- **PROBLEM TO WORK ON**
Reproduce every record below exactly as it appears.

- **RECORD SET**

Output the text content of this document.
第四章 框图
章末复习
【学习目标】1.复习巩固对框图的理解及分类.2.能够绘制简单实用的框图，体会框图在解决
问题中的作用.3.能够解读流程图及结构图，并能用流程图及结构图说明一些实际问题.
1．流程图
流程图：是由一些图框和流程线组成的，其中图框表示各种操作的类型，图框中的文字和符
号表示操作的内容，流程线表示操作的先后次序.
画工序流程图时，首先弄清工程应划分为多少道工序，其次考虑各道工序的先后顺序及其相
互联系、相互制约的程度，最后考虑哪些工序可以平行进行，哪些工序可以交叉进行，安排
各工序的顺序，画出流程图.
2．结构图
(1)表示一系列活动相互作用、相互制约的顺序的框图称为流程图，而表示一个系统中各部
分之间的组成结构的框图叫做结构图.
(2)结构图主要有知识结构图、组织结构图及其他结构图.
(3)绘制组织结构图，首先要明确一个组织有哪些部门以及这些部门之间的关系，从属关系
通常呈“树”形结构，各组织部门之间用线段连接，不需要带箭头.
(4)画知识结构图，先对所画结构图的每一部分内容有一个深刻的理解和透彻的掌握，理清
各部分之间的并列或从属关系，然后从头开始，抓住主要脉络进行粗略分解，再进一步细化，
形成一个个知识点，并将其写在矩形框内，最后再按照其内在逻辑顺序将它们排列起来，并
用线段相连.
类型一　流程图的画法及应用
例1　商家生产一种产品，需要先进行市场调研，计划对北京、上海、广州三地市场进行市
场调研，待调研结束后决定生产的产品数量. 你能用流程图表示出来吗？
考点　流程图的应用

- **RESULT OF THE EXERCISE**
Output the text content of this document.
第四章 框图
章末复习
【学习目标】1.复习巩固对框图的理解及分类.2.能够绘制简单实用的框图，体会框图在解决
问题中的作用.3.能够解读流程图及结构图，并能用流程图及结构图说明一些实际问题.
1．流程图
流程图：是由一些图框和流程线组成的，其中图框表示各种操作的类型，图框中的文字和符
号表示操作的内容，流程线表示操作的先后次序.
画工序流程图时，首先弄清工程应划分为多少道工序，其次考虑各道工序的先后顺序及其相
互联系、相互制约的程度，最后考虑哪些工序可以平行进行，哪些工序可以交叉进行，安排
各工序的顺序，画出流程图.
2．结构图
(1)表示一系列活动相互作用、相互制约的顺序的框图称为流程图，而表示一个系统中各部
分之间的组成结构的框图叫做结构图.
(2)结构图主要有知识结构图、组织结构图及其他结构图.
(3)绘制组织结构图，首先要明确一个组织有哪些部门以及这些部门之间的关系，从属关系
通常呈“树”形结构，各组织部门之间用线段连接，不需要带箭头.
(4)画知识结构图，先对所画结构图的每一部分内容有一个深刻的理解和透彻的掌握，理清
各部分之间的并列或从属关系，然后从头开始，抓住主要脉络进行粗略分解，再进一步细化，
形成一个个知识点，并将其写在矩形框内，最后再按照其内在逻辑顺序将它们排列起来，并
用线段相连.
类型一　流程图的画法及应用
例1　商家生产一种产品，需要先进行市场调研，计划对北京、上海、广州三地市场进行市
场调研，待调研结束后决定生产的产品数量. 你能用流程图表示出来吗？
考点　流程图的应用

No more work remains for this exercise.